[start]

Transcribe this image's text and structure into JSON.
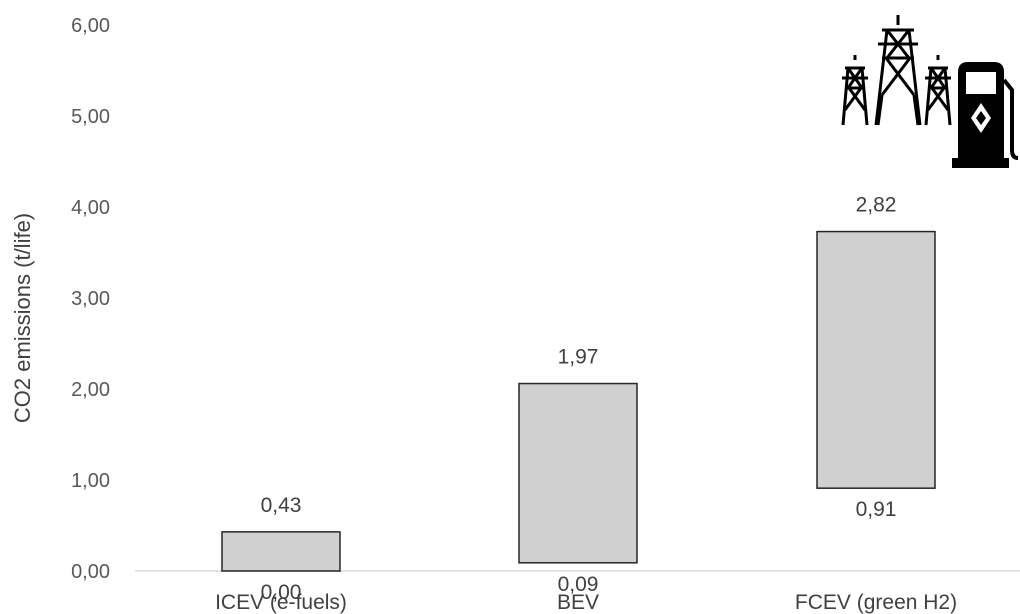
{
  "chart_data": {
    "type": "bar",
    "subtype": "floating-range",
    "title": "",
    "xlabel": "",
    "ylabel": "CO2 emissions (t/life)",
    "ylim": [
      0,
      6
    ],
    "y_ticks": [
      "0,00",
      "1,00",
      "2,00",
      "3,00",
      "4,00",
      "5,00",
      "6,00"
    ],
    "grid": false,
    "legend": "none",
    "categories": [
      "ICEV (e-fuels)",
      "BEV",
      "FCEV (green H2)"
    ],
    "series": [
      {
        "low": [
          0.0,
          0.09,
          0.91
        ],
        "high": [
          0.43,
          2.06,
          3.73
        ],
        "low_labels": [
          "0,00",
          "0,09",
          "0,91"
        ],
        "range_labels": [
          "0,43",
          "1,97",
          "2,82"
        ]
      }
    ],
    "bar_fill": "#d0d0d0",
    "bar_stroke": "#262626",
    "axis_color": "#d9d9d9",
    "icons": [
      "power-pylons-icon",
      "fuel-pump-icon"
    ]
  }
}
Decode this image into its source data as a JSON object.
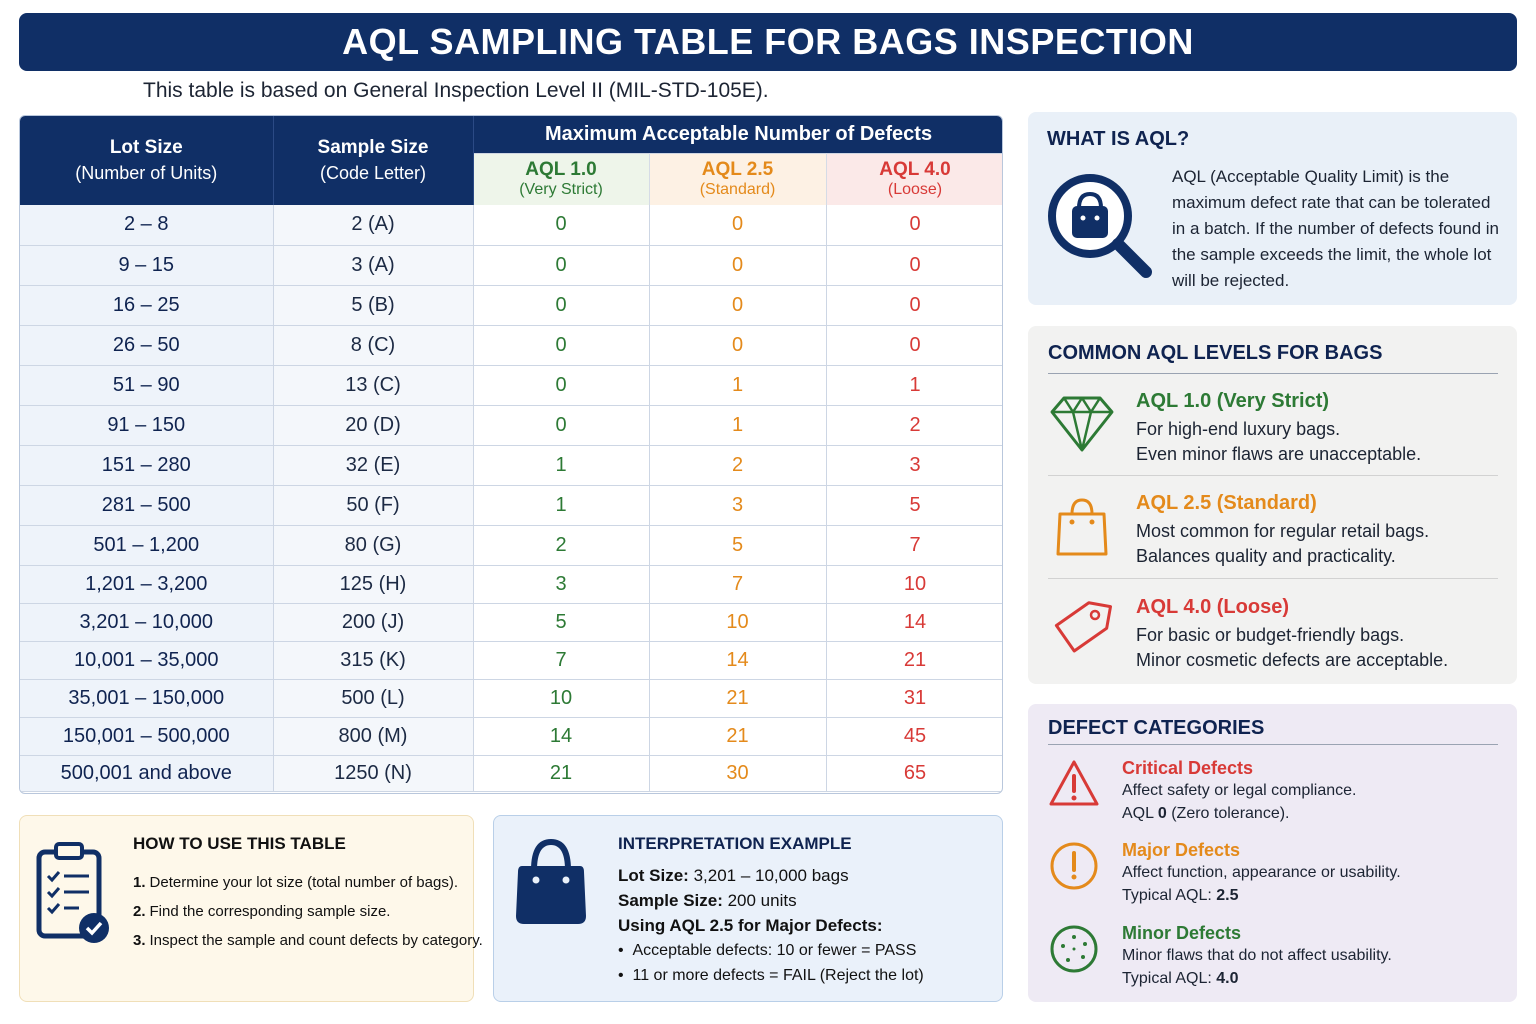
{
  "title": "AQL SAMPLING TABLE FOR BAGS INSPECTION",
  "subtitle": "This table is based on General Inspection Level II (MIL-STD-105E).",
  "table": {
    "headers": {
      "lot_size": "Lot Size",
      "lot_size_sub": "(Number of Units)",
      "sample_size": "Sample Size",
      "sample_size_sub": "(Code Letter)",
      "group": "Maximum Acceptable Number of Defects",
      "aql1": "AQL 1.0",
      "aql1_sub": "(Very Strict)",
      "aql2": "AQL 2.5",
      "aql2_sub": "(Standard)",
      "aql3": "AQL 4.0",
      "aql3_sub": "(Loose)"
    },
    "rows": [
      {
        "lot": "2 – 8",
        "sample": "2 (A)",
        "a1": "0",
        "a2": "0",
        "a3": "0"
      },
      {
        "lot": "9 – 15",
        "sample": "3 (A)",
        "a1": "0",
        "a2": "0",
        "a3": "0"
      },
      {
        "lot": "16 – 25",
        "sample": "5 (B)",
        "a1": "0",
        "a2": "0",
        "a3": "0"
      },
      {
        "lot": "26 – 50",
        "sample": "8 (C)",
        "a1": "0",
        "a2": "0",
        "a3": "0"
      },
      {
        "lot": "51 – 90",
        "sample": "13 (C)",
        "a1": "0",
        "a2": "1",
        "a3": "1"
      },
      {
        "lot": "91 – 150",
        "sample": "20 (D)",
        "a1": "0",
        "a2": "1",
        "a3": "2"
      },
      {
        "lot": "151 – 280",
        "sample": "32 (E)",
        "a1": "1",
        "a2": "2",
        "a3": "3"
      },
      {
        "lot": "281 – 500",
        "sample": "50 (F)",
        "a1": "1",
        "a2": "3",
        "a3": "5"
      },
      {
        "lot": "501 – 1,200",
        "sample": "80 (G)",
        "a1": "2",
        "a2": "5",
        "a3": "7"
      },
      {
        "lot": "1,201 – 3,200",
        "sample": "125 (H)",
        "a1": "3",
        "a2": "7",
        "a3": "10"
      },
      {
        "lot": "3,201 – 10,000",
        "sample": "200 (J)",
        "a1": "5",
        "a2": "10",
        "a3": "14"
      },
      {
        "lot": "10,001 – 35,000",
        "sample": "315 (K)",
        "a1": "7",
        "a2": "14",
        "a3": "21"
      },
      {
        "lot": "35,001 – 150,000",
        "sample": "500 (L)",
        "a1": "10",
        "a2": "21",
        "a3": "31"
      },
      {
        "lot": "150,001 – 500,000",
        "sample": "800 (M)",
        "a1": "14",
        "a2": "21",
        "a3": "45"
      },
      {
        "lot": "500,001 and above",
        "sample": "1250 (N)",
        "a1": "21",
        "a2": "30",
        "a3": "65"
      }
    ]
  },
  "what_is_aql": {
    "title": "WHAT IS AQL?",
    "text": "AQL (Acceptable Quality Limit) is the maximum defect rate that can be tolerated in a batch. If the number of defects found in the sample exceeds the limit, the whole lot will be rejected.",
    "icon": "magnifier-bag-icon"
  },
  "levels": {
    "title": "COMMON AQL LEVELS FOR BAGS",
    "items": [
      {
        "head": "AQL 1.0 (Very Strict)",
        "l1": "For high-end luxury bags.",
        "l2": "Even minor flaws are unacceptable.",
        "color": "#2d7a35",
        "icon": "diamond-icon"
      },
      {
        "head": "AQL 2.5 (Standard)",
        "l1": "Most common for regular retail bags.",
        "l2": "Balances quality and practicality.",
        "color": "#e48a1b",
        "icon": "shopping-bag-icon"
      },
      {
        "head": "AQL 4.0 (Loose)",
        "l1": "For basic or budget-friendly bags.",
        "l2": "Minor cosmetic defects are acceptable.",
        "color": "#d83a37",
        "icon": "price-tag-icon"
      }
    ]
  },
  "defects": {
    "title": "DEFECT CATEGORIES",
    "items": [
      {
        "head": "Critical Defects",
        "l1": "Affect safety or legal compliance.",
        "l2_prefix": "AQL ",
        "l2_bold": "0",
        "l2_suffix": " (Zero tolerance).",
        "color": "#d83a37",
        "icon": "warning-triangle-icon"
      },
      {
        "head": "Major Defects",
        "l1": "Affect function, appearance or usability.",
        "l2_prefix": "Typical AQL: ",
        "l2_bold": "2.5",
        "l2_suffix": "",
        "color": "#e48a1b",
        "icon": "exclamation-circle-icon"
      },
      {
        "head": "Minor Defects",
        "l1": "Minor flaws that do not affect usability.",
        "l2_prefix": "Typical AQL: ",
        "l2_bold": "4.0",
        "l2_suffix": "",
        "color": "#2d7a35",
        "icon": "dotted-circle-icon"
      }
    ]
  },
  "howto": {
    "title": "HOW TO USE THIS TABLE",
    "steps": [
      {
        "num": "1.",
        "text": "Determine your lot size (total number of bags)."
      },
      {
        "num": "2.",
        "text": "Find the corresponding sample size."
      },
      {
        "num": "3.",
        "text": "Inspect the sample and count defects by category."
      }
    ],
    "icon": "clipboard-check-icon"
  },
  "interpretation": {
    "title": "INTERPRETATION EXAMPLE",
    "lot_label": "Lot Size:",
    "lot_value": " 3,201 – 10,000 bags",
    "sample_label": "Sample Size:",
    "sample_value": " 200 units",
    "using_label": "Using AQL 2.5 for Major Defects:",
    "bullet1": "Acceptable defects: 10 or fewer = PASS",
    "bullet2": "11 or more defects  = FAIL (Reject the lot)",
    "icon": "handbag-icon"
  },
  "colors": {
    "navy": "#102f66",
    "green": "#2d7a35",
    "orange": "#e48a1b",
    "red": "#d83a37"
  }
}
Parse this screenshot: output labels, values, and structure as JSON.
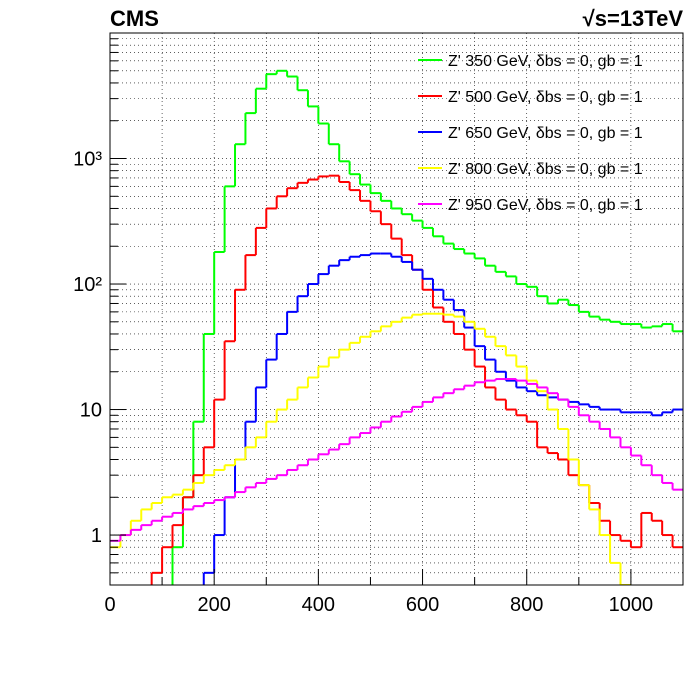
{
  "chart_data": {
    "type": "histogram",
    "title": "CMS",
    "subtitle": "√s=13TeV",
    "log_y": true,
    "grid": true,
    "legend": "upper right",
    "bins": [
      0,
      20,
      40,
      60,
      80,
      100,
      120,
      140,
      160,
      180,
      200,
      220,
      240,
      260,
      280,
      300,
      320,
      340,
      360,
      380,
      400,
      420,
      440,
      460,
      480,
      500,
      520,
      540,
      560,
      580,
      600,
      620,
      640,
      660,
      680,
      700,
      720,
      740,
      760,
      780,
      800,
      820,
      840,
      860,
      880,
      900,
      920,
      940,
      960,
      980,
      1000,
      1020,
      1040,
      1060,
      1080,
      1100
    ],
    "xlim": [
      0,
      1100
    ],
    "xticks": [
      0,
      200,
      400,
      600,
      800,
      1000
    ],
    "xminor_ticks": [
      100,
      300,
      500,
      700,
      900,
      1100
    ],
    "ylim": [
      0.4,
      10000
    ],
    "yticks": [
      1,
      10,
      {
        "value": 100,
        "label": "10²"
      },
      {
        "value": 1000,
        "label": "10³"
      }
    ],
    "yminor_ticks": [
      0.4,
      0.5,
      0.6,
      0.7,
      0.8,
      0.9,
      2,
      3,
      4,
      5,
      6,
      7,
      8,
      9,
      20,
      30,
      40,
      50,
      60,
      70,
      80,
      90,
      200,
      300,
      400,
      500,
      600,
      700,
      800,
      900,
      2000,
      3000,
      4000,
      5000,
      6000,
      7000,
      8000,
      9000
    ],
    "series": [
      {
        "name": "Z' 350 GeV, δbs = 0, gb = 1",
        "color": "#00ff00",
        "values": [
          0,
          0,
          0,
          0,
          0,
          0,
          0.8,
          2,
          8,
          40,
          180,
          600,
          1300,
          2300,
          3600,
          4700,
          5000,
          4500,
          3500,
          2600,
          1900,
          1300,
          950,
          750,
          620,
          530,
          460,
          400,
          360,
          320,
          280,
          240,
          210,
          190,
          175,
          160,
          140,
          125,
          115,
          100,
          95,
          80,
          70,
          75,
          68,
          60,
          55,
          52,
          50,
          48,
          48,
          45,
          46,
          48,
          42
        ]
      },
      {
        "name": "Z' 500 GeV, δbs = 0, gb = 1",
        "color": "#ff0000",
        "values": [
          0,
          0,
          0,
          0,
          0.5,
          0.8,
          1.2,
          2,
          3,
          5,
          12,
          35,
          90,
          170,
          280,
          400,
          500,
          580,
          640,
          680,
          720,
          730,
          650,
          560,
          460,
          380,
          300,
          230,
          170,
          130,
          90,
          65,
          50,
          40,
          30,
          22,
          15,
          12,
          10,
          9,
          8,
          5,
          4.5,
          4,
          3,
          2.5,
          1.8,
          1.3,
          1,
          0.9,
          0.8,
          1.5,
          1.3,
          1,
          0.8
        ]
      },
      {
        "name": "Z' 650 GeV, δbs = 0, gb = 1",
        "color": "#0000ff",
        "values": [
          0,
          0,
          0,
          0,
          0,
          0,
          0,
          0,
          0,
          0.5,
          1,
          2,
          4,
          8,
          15,
          25,
          40,
          60,
          80,
          100,
          120,
          140,
          155,
          165,
          170,
          175,
          175,
          165,
          150,
          130,
          110,
          90,
          75,
          62,
          45,
          32,
          25,
          20,
          17,
          15,
          14,
          13,
          12.5,
          12,
          11.5,
          11,
          10.5,
          10,
          10,
          9.5,
          9.5,
          9.5,
          9,
          9.5,
          10
        ]
      },
      {
        "name": "Z' 800 GeV, δbs = 0, gb = 1",
        "color": "#ffff00",
        "values": [
          0.8,
          1,
          1.3,
          1.6,
          1.8,
          2,
          2.1,
          2.3,
          2.6,
          3,
          3.3,
          3.6,
          4,
          5,
          6,
          8,
          10,
          12,
          15,
          18,
          22,
          26,
          30,
          34,
          38,
          42,
          46,
          50,
          54,
          57,
          58,
          58,
          57,
          55,
          50,
          44,
          38,
          32,
          27,
          22,
          17,
          14,
          10,
          7,
          4,
          2.5,
          1.6,
          1,
          0.6,
          0.4,
          0,
          0,
          0,
          0,
          0
        ]
      },
      {
        "name": "Z' 950 GeV, δbs = 0, gb = 1",
        "color": "#ff00ff",
        "values": [
          0.9,
          1,
          1.1,
          1.2,
          1.3,
          1.4,
          1.5,
          1.6,
          1.7,
          1.8,
          1.9,
          2,
          2.2,
          2.4,
          2.6,
          2.8,
          3,
          3.3,
          3.6,
          4,
          4.4,
          4.8,
          5.3,
          6,
          6.5,
          7.2,
          8,
          8.8,
          9.6,
          10.5,
          11.5,
          12.5,
          13.5,
          14.5,
          15.5,
          16.5,
          17,
          17.5,
          17.5,
          17,
          16,
          15,
          13.5,
          12,
          10.5,
          9,
          8,
          7,
          6,
          5,
          4.3,
          3.6,
          3,
          2.6,
          2.3
        ]
      }
    ]
  }
}
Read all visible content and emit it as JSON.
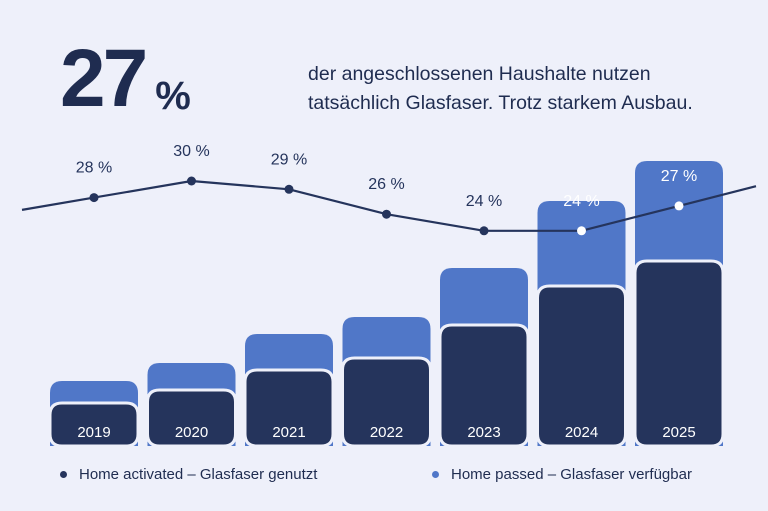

[end]

> **Task description**: Search the data for "text". Copy every matching line.

> **The response**:
Transcribe this image's text and structure into JSON.
    "text": "AQL (Acceptable Quality Limit) is the maximum defect rate that can be tolerated in a batch. If the number of defects found in the sample exceeds the limit, the whole lot will be rejected.",
        "text": "Determine your lot size (total number of bags)."
        "text": "Find the corresponding sample size."
        "text": "Inspect the sample and count defects by category."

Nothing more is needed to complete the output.